## START MATERIAL PROVIDED

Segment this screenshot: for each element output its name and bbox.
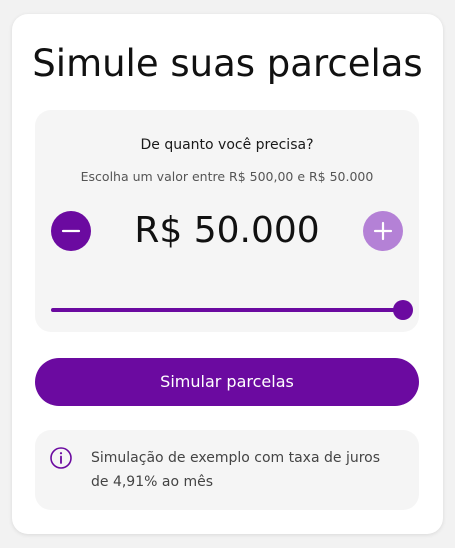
- info-text: Simulação de exemplo com taxa de juros d…: [91, 450, 381, 490]
- slider-fill: [51, 308, 403, 312]
- amount-panel: De quanto você precisa? Escolha um valor…: [35, 110, 419, 332]
- amount-slider[interactable]: [51, 300, 413, 320]
- amount-range-hint: Escolha um valor entre R$ 500,00 e R$ 50…: [80, 169, 374, 184]
- plus-icon: [373, 221, 393, 241]
- info-icon: [49, 446, 73, 470]
- page-title: Simule suas parcelas: [32, 42, 423, 85]
- slider-thumb[interactable]: [393, 300, 413, 320]
- simulate-button[interactable]: Simular parcelas: [35, 358, 419, 406]
- amount-question: De quanto você precisa?: [140, 137, 314, 153]
- amount-value: R$ 50.000: [134, 210, 320, 251]
- increase-amount-button[interactable]: [363, 211, 403, 251]
- simulation-card: Simule suas parcelas De quanto você prec…: [12, 14, 443, 534]
- info-box: Simulação de exemplo com taxa de juros d…: [35, 430, 419, 510]
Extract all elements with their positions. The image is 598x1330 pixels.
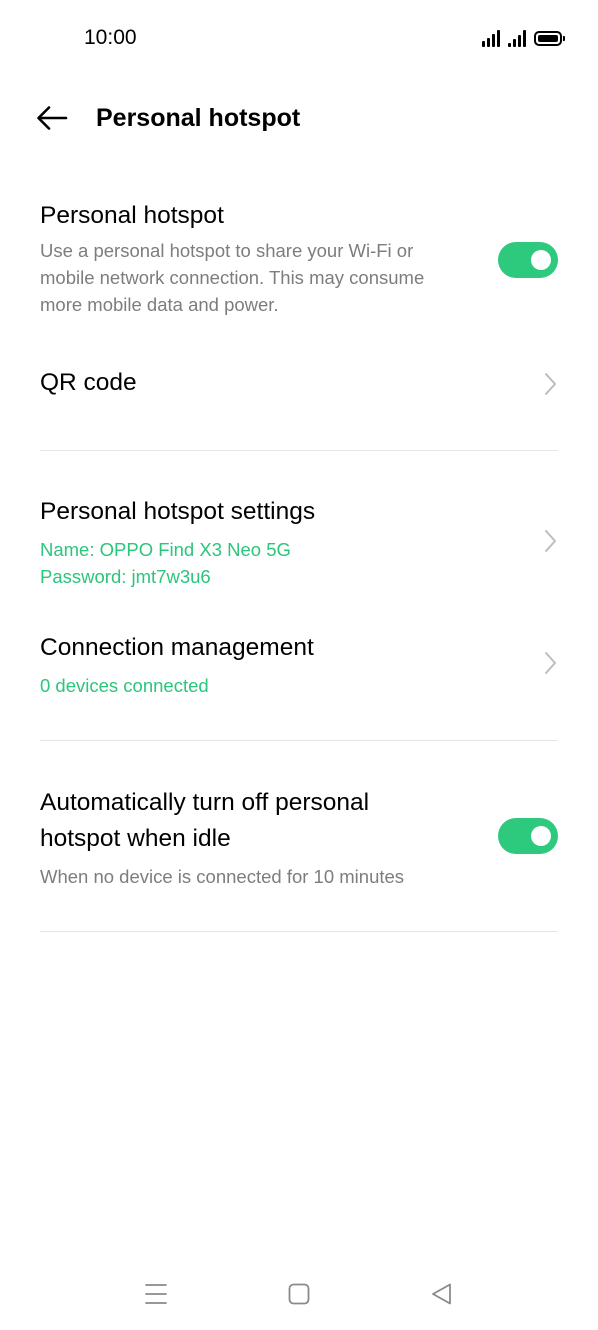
connection-management-title: Connection management [40,634,314,661]
toggle-knob [531,826,551,846]
hotspot-settings-title: Personal hotspot settings [40,498,316,525]
back-button[interactable] [30,100,74,136]
divider [40,931,558,932]
header: Personal hotspot [0,86,598,150]
auto-off-toggle[interactable] [498,818,558,854]
signal-icon [508,29,526,47]
auto-off-row[interactable]: Automatically turn off personal hotspot … [40,785,558,895]
back-triangle-icon [432,1283,451,1305]
devices-connected: 0 devices connected [40,675,209,696]
status-time: 10:00 [84,26,137,49]
hotspot-settings-row[interactable]: Personal hotspot settings Name: OPPO Fin… [40,495,558,595]
menu-button[interactable] [142,1280,170,1308]
hotspot-description-line: mobile network connection. This may cons… [40,267,425,288]
back-nav-button[interactable] [428,1280,456,1308]
qr-code-row[interactable]: QR code [40,366,558,406]
hotspot-toggle[interactable] [498,242,558,278]
hotspot-description-line: Use a personal hotspot to share your Wi-… [40,240,414,261]
toggle-knob [531,250,551,270]
status-icons [482,27,565,47]
hotspot-toggle-row[interactable]: Personal hotspot Use a personal hotspot … [40,199,558,329]
signal-icon [482,29,500,47]
page-title: Personal hotspot [96,104,301,132]
hotspot-description: Use a personal hotspot to share your Wi-… [40,237,480,318]
home-icon [288,1283,310,1305]
chevron-right-icon [545,373,556,395]
auto-off-subtitle: When no device is connected for 10 minut… [40,866,405,887]
hotspot-toggle-title: Personal hotspot [40,202,224,229]
qr-code-title: QR code [40,369,137,396]
connection-management-row[interactable]: Connection management 0 devices connecte… [40,631,558,701]
arrow-left-icon [37,106,68,130]
home-button[interactable] [285,1280,313,1308]
screen: 10:00 Personal hotspot Personal hotspot … [0,0,598,1330]
divider [40,740,558,741]
auto-off-title-line: hotspot when idle [40,825,231,852]
chevron-right-icon [545,652,556,674]
hotspot-description-line: more mobile data and power. [40,294,279,315]
battery-icon [534,31,565,46]
hotspot-name: Name: OPPO Find X3 Neo 5G [40,539,291,560]
auto-off-title-line: Automatically turn off personal [40,789,370,816]
status-bar: 10:00 [0,0,598,76]
chevron-right-icon [545,530,556,552]
menu-icon [145,1284,167,1304]
hotspot-password: Password: jmt7w3u6 [40,566,211,587]
divider [40,450,558,451]
navigation-bar [0,1270,598,1318]
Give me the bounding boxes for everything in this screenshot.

## END MATERIAL PROVIDED

* **WHAT IS EXPECTED**: Copy every line of the data above verbatim, omitting the pictures.

* **FINISHED EXERCISE**:
Segment this screenshot: for each element output its name and bbox.
- info-text: Simulação de exemplo com taxa de juros d…: [91, 450, 381, 490]
- slider-fill: [51, 308, 403, 312]
- amount-panel: De quanto você precisa? Escolha um valor…: [35, 110, 419, 332]
- amount-slider[interactable]: [51, 300, 413, 320]
- amount-range-hint: Escolha um valor entre R$ 500,00 e R$ 50…: [80, 169, 374, 184]
- plus-icon: [373, 221, 393, 241]
- info-icon: [49, 446, 73, 470]
- page-title: Simule suas parcelas: [32, 42, 423, 85]
- slider-thumb[interactable]: [393, 300, 413, 320]
- simulate-button[interactable]: Simular parcelas: [35, 358, 419, 406]
- amount-question: De quanto você precisa?: [140, 137, 314, 153]
- amount-value: R$ 50.000: [134, 210, 320, 251]
- increase-amount-button[interactable]: [363, 211, 403, 251]
- simulation-card: Simule suas parcelas De quanto você prec…: [12, 14, 443, 534]
- info-box: Simulação de exemplo com taxa de juros d…: [35, 430, 419, 510]
Extract all elements with their positions. The image is 598x1330 pixels.
connection-management-title: Connection management [40,634,314,661]
toggle-knob [531,826,551,846]
hotspot-settings-title: Personal hotspot settings [40,498,316,525]
back-button[interactable] [30,100,74,136]
divider [40,931,558,932]
header: Personal hotspot [0,86,598,150]
auto-off-toggle[interactable] [498,818,558,854]
signal-icon [508,29,526,47]
auto-off-row[interactable]: Automatically turn off personal hotspot … [40,785,558,895]
back-triangle-icon [432,1283,451,1305]
devices-connected: 0 devices connected [40,675,209,696]
status-time: 10:00 [84,26,137,49]
hotspot-settings-row[interactable]: Personal hotspot settings Name: OPPO Fin… [40,495,558,595]
menu-button[interactable] [142,1280,170,1308]
hotspot-description-line: mobile network connection. This may cons… [40,267,425,288]
back-nav-button[interactable] [428,1280,456,1308]
qr-code-row[interactable]: QR code [40,366,558,406]
hotspot-toggle[interactable] [498,242,558,278]
hotspot-description-line: Use a personal hotspot to share your Wi-… [40,240,414,261]
toggle-knob [531,250,551,270]
status-icons [482,27,565,47]
hotspot-toggle-row[interactable]: Personal hotspot Use a personal hotspot … [40,199,558,329]
signal-icon [482,29,500,47]
page-title: Personal hotspot [96,104,301,132]
hotspot-description: Use a personal hotspot to share your Wi-… [40,237,480,318]
home-icon [288,1283,310,1305]
chevron-right-icon [545,373,556,395]
auto-off-subtitle: When no device is connected for 10 minut… [40,866,405,887]
hotspot-toggle-title: Personal hotspot [40,202,224,229]
qr-code-title: QR code [40,369,137,396]
connection-management-row[interactable]: Connection management 0 devices connecte… [40,631,558,701]
arrow-left-icon [37,106,68,130]
home-button[interactable] [285,1280,313,1308]
screen: 10:00 Personal hotspot Personal hotspot … [0,0,598,1330]
divider [40,740,558,741]
auto-off-title-line: hotspot when idle [40,825,231,852]
chevron-right-icon [545,652,556,674]
hotspot-description-line: more mobile data and power. [40,294,279,315]
battery-icon [534,31,565,46]
hotspot-name: Name: OPPO Find X3 Neo 5G [40,539,291,560]
auto-off-title-line: Automatically turn off personal [40,789,370,816]
status-bar: 10:00 [0,0,598,76]
chevron-right-icon [545,530,556,552]
menu-icon [145,1284,167,1304]
hotspot-password: Password: jmt7w3u6 [40,566,211,587]
divider [40,450,558,451]
navigation-bar [0,1270,598,1318]
Give me the bounding boxes for everything in this screenshot.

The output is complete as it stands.